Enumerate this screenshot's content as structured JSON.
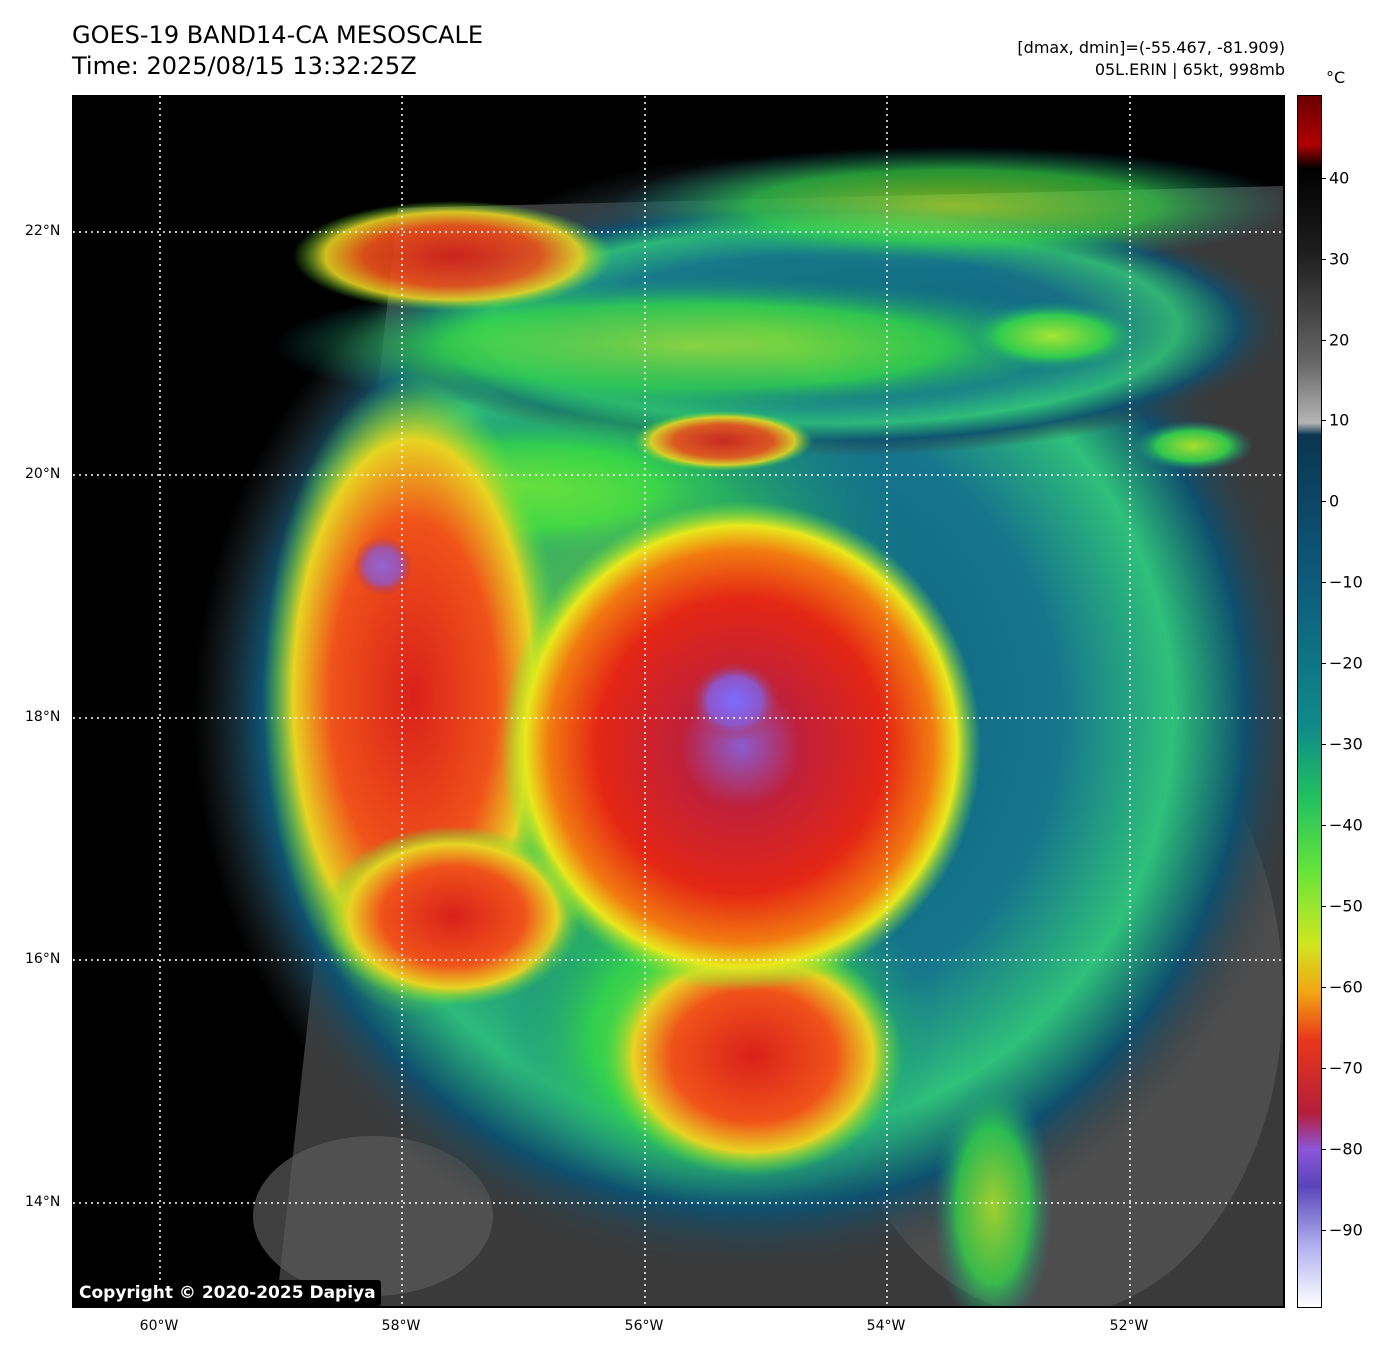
{
  "header": {
    "title_line1": "GOES-19 BAND14-CA MESOSCALE",
    "title_line2": "Time: 2025/08/15 13:32:25Z",
    "range_info": "[dmax, dmin]=(-55.467, -81.909)",
    "storm_info": "05L.ERIN | 65kt, 998mb"
  },
  "colorbar": {
    "unit": "°C",
    "ticks": [
      "40",
      "30",
      "20",
      "10",
      "0",
      "−10",
      "−20",
      "−30",
      "−40",
      "−50",
      "−60",
      "−70",
      "−80",
      "−90"
    ],
    "range_c": [
      -100,
      50
    ]
  },
  "map": {
    "lat_labels": [
      "22°N",
      "20°N",
      "18°N",
      "16°N",
      "14°N"
    ],
    "lon_labels": [
      "60°W",
      "58°W",
      "56°W",
      "54°W",
      "52°W"
    ],
    "storm_center": "18°N 55°W"
  },
  "copyright": "Copyright © 2020-2025 Dapiya"
}
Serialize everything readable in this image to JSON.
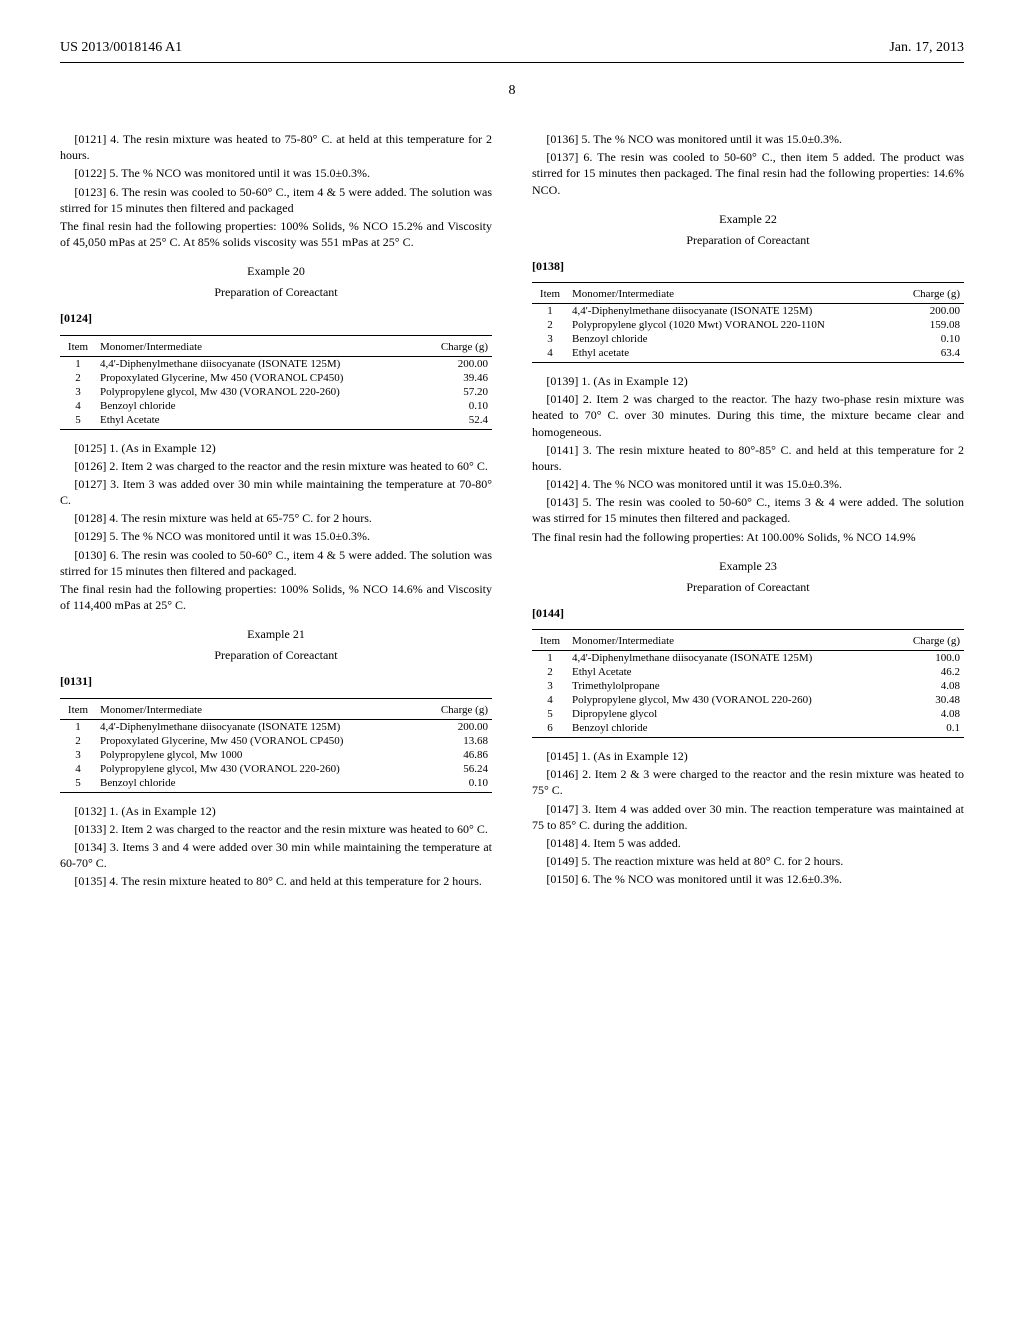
{
  "header": {
    "left": "US 2013/0018146 A1",
    "right": "Jan. 17, 2013",
    "page": "8"
  },
  "left_col": {
    "p0121": "[0121]   4. The resin mixture was heated to 75-80° C. at held at this temperature for 2 hours.",
    "p0122": "[0122]   5. The % NCO was monitored until it was 15.0±0.3%.",
    "p0123": "[0123]   6. The resin was cooled to 50-60° C., item 4 & 5 were added. The solution was stirred for 15 minutes then filtered and packaged",
    "p_after_0123": "The final resin had the following properties: 100% Solids, % NCO 15.2% and Viscosity of 45,050 mPas at 25° C. At 85% solids viscosity was 551 mPas at 25° C.",
    "ex20_title": "Example 20",
    "ex20_sub": "Preparation of Coreactant",
    "p0124": "[0124]",
    "table20": {
      "h1": "Item",
      "h2": "Monomer/Intermediate",
      "h3": "Charge (g)",
      "rows": [
        {
          "n": "1",
          "m": "4,4'-Diphenylmethane diisocyanate (ISONATE 125M)",
          "c": "200.00"
        },
        {
          "n": "2",
          "m": "Propoxylated Glycerine, Mw 450 (VORANOL CP450)",
          "c": "39.46"
        },
        {
          "n": "3",
          "m": "Polypropylene glycol, Mw 430 (VORANOL 220-260)",
          "c": "57.20"
        },
        {
          "n": "4",
          "m": "Benzoyl chloride",
          "c": "0.10"
        },
        {
          "n": "5",
          "m": "Ethyl Acetate",
          "c": "52.4"
        }
      ]
    },
    "p0125": "[0125]   1. (As in Example 12)",
    "p0126": "[0126]   2. Item 2 was charged to the reactor and the resin mixture was heated to 60° C.",
    "p0127": "[0127]   3. Item 3 was added over 30 min while maintaining the temperature at 70-80° C.",
    "p0128": "[0128]   4. The resin mixture was held at 65-75° C. for 2 hours.",
    "p0129": "[0129]   5. The % NCO was monitored until it was 15.0±0.3%.",
    "p0130": "[0130]   6. The resin was cooled to 50-60° C., item 4 & 5 were added. The solution was stirred for 15 minutes then filtered and packaged.",
    "p_after_0130": "The final resin had the following properties: 100% Solids, % NCO 14.6% and Viscosity of 114,400 mPas at 25° C.",
    "ex21_title": "Example 21",
    "ex21_sub": "Preparation of Coreactant",
    "p0131": "[0131]",
    "table21": {
      "h1": "Item",
      "h2": "Monomer/Intermediate",
      "h3": "Charge (g)",
      "rows": [
        {
          "n": "1",
          "m": "4,4'-Diphenylmethane diisocyanate (ISONATE 125M)",
          "c": "200.00"
        },
        {
          "n": "2",
          "m": "Propoxylated Glycerine, Mw 450 (VORANOL CP450)",
          "c": "13.68"
        },
        {
          "n": "3",
          "m": "Polypropylene glycol, Mw 1000",
          "c": "46.86"
        },
        {
          "n": "4",
          "m": "Polypropylene glycol, Mw 430 (VORANOL 220-260)",
          "c": "56.24"
        },
        {
          "n": "5",
          "m": "Benzoyl chloride",
          "c": "0.10"
        }
      ]
    },
    "p0132": "[0132]   1. (As in Example 12)",
    "p0133": "[0133]   2. Item 2 was charged to the reactor and the resin mixture was heated to 60° C.",
    "p0134": "[0134]   3. Items 3 and 4 were added over 30 min while maintaining the temperature at 60-70° C.",
    "p0135": "[0135]   4. The resin mixture heated to 80° C. and held at this temperature for 2 hours."
  },
  "right_col": {
    "p0136": "[0136]   5. The % NCO was monitored until it was 15.0±0.3%.",
    "p0137": "[0137]   6. The resin was cooled to 50-60° C., then item 5 added. The product was stirred for 15 minutes then packaged. The final resin had the following properties: 14.6% NCO.",
    "ex22_title": "Example 22",
    "ex22_sub": "Preparation of Coreactant",
    "p0138": "[0138]",
    "table22": {
      "h1": "Item",
      "h2": "Monomer/Intermediate",
      "h3": "Charge (g)",
      "rows": [
        {
          "n": "1",
          "m": "4,4'-Diphenylmethane diisocyanate (ISONATE 125M)",
          "c": "200.00"
        },
        {
          "n": "2",
          "m": "Polypropylene glycol (1020 Mwt) VORANOL 220-110N",
          "c": "159.08"
        },
        {
          "n": "3",
          "m": "Benzoyl chloride",
          "c": "0.10"
        },
        {
          "n": "4",
          "m": "Ethyl acetate",
          "c": "63.4"
        }
      ]
    },
    "p0139": "[0139]   1. (As in Example 12)",
    "p0140": "[0140]   2. Item 2 was charged to the reactor. The hazy two-phase resin mixture was heated to 70° C. over 30 minutes. During this time, the mixture became clear and homogeneous.",
    "p0141": "[0141]   3. The resin mixture heated to 80°-85° C. and held at this temperature for 2 hours.",
    "p0142": "[0142]   4. The % NCO was monitored until it was 15.0±0.3%.",
    "p0143": "[0143]   5. The resin was cooled to 50-60° C., items 3 & 4 were added. The solution was stirred for 15 minutes then filtered and packaged.",
    "p_after_0143": "The final resin had the following properties: At 100.00% Solids, % NCO 14.9%",
    "ex23_title": "Example 23",
    "ex23_sub": "Preparation of Coreactant",
    "p0144": "[0144]",
    "table23": {
      "h1": "Item",
      "h2": "Monomer/Intermediate",
      "h3": "Charge (g)",
      "rows": [
        {
          "n": "1",
          "m": "4,4'-Diphenylmethane diisocyanate (ISONATE 125M)",
          "c": "100.0"
        },
        {
          "n": "2",
          "m": "Ethyl Acetate",
          "c": "46.2"
        },
        {
          "n": "3",
          "m": "Trimethylolpropane",
          "c": "4.08"
        },
        {
          "n": "4",
          "m": "Polypropylene glycol, Mw 430 (VORANOL 220-260)",
          "c": "30.48"
        },
        {
          "n": "5",
          "m": "Dipropylene glycol",
          "c": "4.08"
        },
        {
          "n": "6",
          "m": "Benzoyl chloride",
          "c": "0.1"
        }
      ]
    },
    "p0145": "[0145]   1. (As in Example 12)",
    "p0146": "[0146]   2. Item 2 & 3 were charged to the reactor and the resin mixture was heated to 75° C.",
    "p0147": "[0147]   3. Item 4 was added over 30 min. The reaction temperature was maintained at 75 to 85° C. during the addition.",
    "p0148": "[0148]   4. Item 5 was added.",
    "p0149": "[0149]   5. The reaction mixture was held at 80° C. for 2 hours.",
    "p0150": "[0150]   6. The % NCO was monitored until it was 12.6±0.3%."
  }
}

•••••

• _TASK GOAL_
Reproduce each entry precisely. Leave the pictures out.

• _SOLUTION TO THIS EXERCISE_
Enumerate this screenshot's content as structured JSON.
{
  "header": {
    "title_line1": "GOES-19 BAND14-CA MESOSCALE",
    "title_line2": "Time: 2025/08/15 13:32:25Z",
    "range_info": "[dmax, dmin]=(-55.467, -81.909)",
    "storm_info": "05L.ERIN | 65kt, 998mb"
  },
  "colorbar": {
    "unit": "°C",
    "ticks": [
      "40",
      "30",
      "20",
      "10",
      "0",
      "−10",
      "−20",
      "−30",
      "−40",
      "−50",
      "−60",
      "−70",
      "−80",
      "−90"
    ],
    "range_c": [
      -100,
      50
    ]
  },
  "map": {
    "lat_labels": [
      "22°N",
      "20°N",
      "18°N",
      "16°N",
      "14°N"
    ],
    "lon_labels": [
      "60°W",
      "58°W",
      "56°W",
      "54°W",
      "52°W"
    ],
    "storm_center": "18°N 55°W"
  },
  "copyright": "Copyright © 2020-2025 Dapiya"
}
Serialize everything readable in this image to JSON.
{
  "header": {
    "left": "US 2013/0018146 A1",
    "right": "Jan. 17, 2013",
    "page": "8"
  },
  "left_col": {
    "p0121": "[0121]   4. The resin mixture was heated to 75-80° C. at held at this temperature for 2 hours.",
    "p0122": "[0122]   5. The % NCO was monitored until it was 15.0±0.3%.",
    "p0123": "[0123]   6. The resin was cooled to 50-60° C., item 4 & 5 were added. The solution was stirred for 15 minutes then filtered and packaged",
    "p_after_0123": "The final resin had the following properties: 100% Solids, % NCO 15.2% and Viscosity of 45,050 mPas at 25° C. At 85% solids viscosity was 551 mPas at 25° C.",
    "ex20_title": "Example 20",
    "ex20_sub": "Preparation of Coreactant",
    "p0124": "[0124]",
    "table20": {
      "h1": "Item",
      "h2": "Monomer/Intermediate",
      "h3": "Charge (g)",
      "rows": [
        {
          "n": "1",
          "m": "4,4'-Diphenylmethane diisocyanate (ISONATE 125M)",
          "c": "200.00"
        },
        {
          "n": "2",
          "m": "Propoxylated Glycerine, Mw 450 (VORANOL CP450)",
          "c": "39.46"
        },
        {
          "n": "3",
          "m": "Polypropylene glycol, Mw 430 (VORANOL 220-260)",
          "c": "57.20"
        },
        {
          "n": "4",
          "m": "Benzoyl chloride",
          "c": "0.10"
        },
        {
          "n": "5",
          "m": "Ethyl Acetate",
          "c": "52.4"
        }
      ]
    },
    "p0125": "[0125]   1. (As in Example 12)",
    "p0126": "[0126]   2. Item 2 was charged to the reactor and the resin mixture was heated to 60° C.",
    "p0127": "[0127]   3. Item 3 was added over 30 min while maintaining the temperature at 70-80° C.",
    "p0128": "[0128]   4. The resin mixture was held at 65-75° C. for 2 hours.",
    "p0129": "[0129]   5. The % NCO was monitored until it was 15.0±0.3%.",
    "p0130": "[0130]   6. The resin was cooled to 50-60° C., item 4 & 5 were added. The solution was stirred for 15 minutes then filtered and packaged.",
    "p_after_0130": "The final resin had the following properties: 100% Solids, % NCO 14.6% and Viscosity of 114,400 mPas at 25° C.",
    "ex21_title": "Example 21",
    "ex21_sub": "Preparation of Coreactant",
    "p0131": "[0131]",
    "table21": {
      "h1": "Item",
      "h2": "Monomer/Intermediate",
      "h3": "Charge (g)",
      "rows": [
        {
          "n": "1",
          "m": "4,4'-Diphenylmethane diisocyanate (ISONATE 125M)",
          "c": "200.00"
        },
        {
          "n": "2",
          "m": "Propoxylated Glycerine, Mw 450 (VORANOL CP450)",
          "c": "13.68"
        },
        {
          "n": "3",
          "m": "Polypropylene glycol, Mw 1000",
          "c": "46.86"
        },
        {
          "n": "4",
          "m": "Polypropylene glycol, Mw 430 (VORANOL 220-260)",
          "c": "56.24"
        },
        {
          "n": "5",
          "m": "Benzoyl chloride",
          "c": "0.10"
        }
      ]
    },
    "p0132": "[0132]   1. (As in Example 12)",
    "p0133": "[0133]   2. Item 2 was charged to the reactor and the resin mixture was heated to 60° C.",
    "p0134": "[0134]   3. Items 3 and 4 were added over 30 min while maintaining the temperature at 60-70° C.",
    "p0135": "[0135]   4. The resin mixture heated to 80° C. and held at this temperature for 2 hours."
  },
  "right_col": {
    "p0136": "[0136]   5. The % NCO was monitored until it was 15.0±0.3%.",
    "p0137": "[0137]   6. The resin was cooled to 50-60° C., then item 5 added. The product was stirred for 15 minutes then packaged. The final resin had the following properties: 14.6% NCO.",
    "ex22_title": "Example 22",
    "ex22_sub": "Preparation of Coreactant",
    "p0138": "[0138]",
    "table22": {
      "h1": "Item",
      "h2": "Monomer/Intermediate",
      "h3": "Charge (g)",
      "rows": [
        {
          "n": "1",
          "m": "4,4'-Diphenylmethane diisocyanate (ISONATE 125M)",
          "c": "200.00"
        },
        {
          "n": "2",
          "m": "Polypropylene glycol (1020 Mwt) VORANOL 220-110N",
          "c": "159.08"
        },
        {
          "n": "3",
          "m": "Benzoyl chloride",
          "c": "0.10"
        },
        {
          "n": "4",
          "m": "Ethyl acetate",
          "c": "63.4"
        }
      ]
    },
    "p0139": "[0139]   1. (As in Example 12)",
    "p0140": "[0140]   2. Item 2 was charged to the reactor. The hazy two-phase resin mixture was heated to 70° C. over 30 minutes. During this time, the mixture became clear and homogeneous.",
    "p0141": "[0141]   3. The resin mixture heated to 80°-85° C. and held at this temperature for 2 hours.",
    "p0142": "[0142]   4. The % NCO was monitored until it was 15.0±0.3%.",
    "p0143": "[0143]   5. The resin was cooled to 50-60° C., items 3 & 4 were added. The solution was stirred for 15 minutes then filtered and packaged.",
    "p_after_0143": "The final resin had the following properties: At 100.00% Solids, % NCO 14.9%",
    "ex23_title": "Example 23",
    "ex23_sub": "Preparation of Coreactant",
    "p0144": "[0144]",
    "table23": {
      "h1": "Item",
      "h2": "Monomer/Intermediate",
      "h3": "Charge (g)",
      "rows": [
        {
          "n": "1",
          "m": "4,4'-Diphenylmethane diisocyanate (ISONATE 125M)",
          "c": "100.0"
        },
        {
          "n": "2",
          "m": "Ethyl Acetate",
          "c": "46.2"
        },
        {
          "n": "3",
          "m": "Trimethylolpropane",
          "c": "4.08"
        },
        {
          "n": "4",
          "m": "Polypropylene glycol, Mw 430 (VORANOL 220-260)",
          "c": "30.48"
        },
        {
          "n": "5",
          "m": "Dipropylene glycol",
          "c": "4.08"
        },
        {
          "n": "6",
          "m": "Benzoyl chloride",
          "c": "0.1"
        }
      ]
    },
    "p0145": "[0145]   1. (As in Example 12)",
    "p0146": "[0146]   2. Item 2 & 3 were charged to the reactor and the resin mixture was heated to 75° C.",
    "p0147": "[0147]   3. Item 4 was added over 30 min. The reaction temperature was maintained at 75 to 85° C. during the addition.",
    "p0148": "[0148]   4. Item 5 was added.",
    "p0149": "[0149]   5. The reaction mixture was held at 80° C. for 2 hours.",
    "p0150": "[0150]   6. The % NCO was monitored until it was 12.6±0.3%."
  }
}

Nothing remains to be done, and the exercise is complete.